Excerpt from a dataset:
▬▬▬▬▬▬

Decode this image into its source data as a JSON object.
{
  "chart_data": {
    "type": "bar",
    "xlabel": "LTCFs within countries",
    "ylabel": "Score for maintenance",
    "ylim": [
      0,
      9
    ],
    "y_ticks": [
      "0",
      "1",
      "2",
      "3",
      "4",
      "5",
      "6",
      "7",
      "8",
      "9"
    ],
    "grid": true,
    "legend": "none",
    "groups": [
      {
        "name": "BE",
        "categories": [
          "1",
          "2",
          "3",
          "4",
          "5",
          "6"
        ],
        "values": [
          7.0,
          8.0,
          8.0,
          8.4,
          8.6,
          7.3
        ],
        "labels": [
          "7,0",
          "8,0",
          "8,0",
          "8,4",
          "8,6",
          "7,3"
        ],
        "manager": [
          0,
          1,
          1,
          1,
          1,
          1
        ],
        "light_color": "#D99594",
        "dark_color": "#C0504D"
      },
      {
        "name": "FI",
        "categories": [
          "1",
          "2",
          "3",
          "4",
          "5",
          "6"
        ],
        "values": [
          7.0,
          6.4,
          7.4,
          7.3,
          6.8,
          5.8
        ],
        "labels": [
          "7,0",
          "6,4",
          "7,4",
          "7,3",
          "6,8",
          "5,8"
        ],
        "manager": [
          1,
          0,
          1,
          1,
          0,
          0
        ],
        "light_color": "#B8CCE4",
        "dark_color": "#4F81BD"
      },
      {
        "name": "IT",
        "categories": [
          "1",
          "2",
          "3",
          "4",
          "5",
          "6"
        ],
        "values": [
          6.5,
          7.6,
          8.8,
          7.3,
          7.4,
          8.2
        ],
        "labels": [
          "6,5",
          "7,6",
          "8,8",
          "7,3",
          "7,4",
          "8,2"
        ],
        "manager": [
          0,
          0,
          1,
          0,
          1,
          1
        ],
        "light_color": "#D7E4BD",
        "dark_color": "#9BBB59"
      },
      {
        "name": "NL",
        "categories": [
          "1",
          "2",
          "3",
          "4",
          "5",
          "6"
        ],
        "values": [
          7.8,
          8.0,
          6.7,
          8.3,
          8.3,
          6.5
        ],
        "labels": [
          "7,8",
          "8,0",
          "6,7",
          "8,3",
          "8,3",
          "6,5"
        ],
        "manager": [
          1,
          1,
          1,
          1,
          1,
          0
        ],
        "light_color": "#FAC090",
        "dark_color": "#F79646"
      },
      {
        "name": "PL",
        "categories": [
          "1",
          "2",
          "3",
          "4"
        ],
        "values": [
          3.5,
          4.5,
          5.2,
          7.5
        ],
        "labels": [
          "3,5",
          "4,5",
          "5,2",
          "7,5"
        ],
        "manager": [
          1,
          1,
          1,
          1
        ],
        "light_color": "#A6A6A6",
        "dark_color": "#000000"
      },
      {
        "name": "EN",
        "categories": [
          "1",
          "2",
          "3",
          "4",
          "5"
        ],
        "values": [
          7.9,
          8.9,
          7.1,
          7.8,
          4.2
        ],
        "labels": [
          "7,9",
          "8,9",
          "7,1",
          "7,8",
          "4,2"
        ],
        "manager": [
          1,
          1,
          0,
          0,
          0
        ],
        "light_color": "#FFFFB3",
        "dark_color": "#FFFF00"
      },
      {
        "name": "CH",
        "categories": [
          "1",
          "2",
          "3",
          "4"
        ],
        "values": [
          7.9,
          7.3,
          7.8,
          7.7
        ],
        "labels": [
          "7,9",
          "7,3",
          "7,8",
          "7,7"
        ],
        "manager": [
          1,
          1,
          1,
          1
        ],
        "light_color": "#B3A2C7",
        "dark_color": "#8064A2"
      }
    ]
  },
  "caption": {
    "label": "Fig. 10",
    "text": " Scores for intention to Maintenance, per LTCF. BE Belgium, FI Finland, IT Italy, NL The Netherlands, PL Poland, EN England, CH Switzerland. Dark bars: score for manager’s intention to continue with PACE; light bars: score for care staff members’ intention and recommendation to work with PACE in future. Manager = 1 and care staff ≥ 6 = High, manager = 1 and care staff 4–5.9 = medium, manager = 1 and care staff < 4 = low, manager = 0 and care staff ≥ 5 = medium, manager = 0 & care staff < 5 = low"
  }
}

▬▬▬▬▬▬

EXERCISE OBJECTIVE:
Filter the entries above down to the lines containing the word "name".

CORRECT ANSWER:
        "name": "BE",
        "name": "FI",
        "name": "IT",
        "name": "NL",
        "name": "PL",
        "name": "EN",
        "name": "CH",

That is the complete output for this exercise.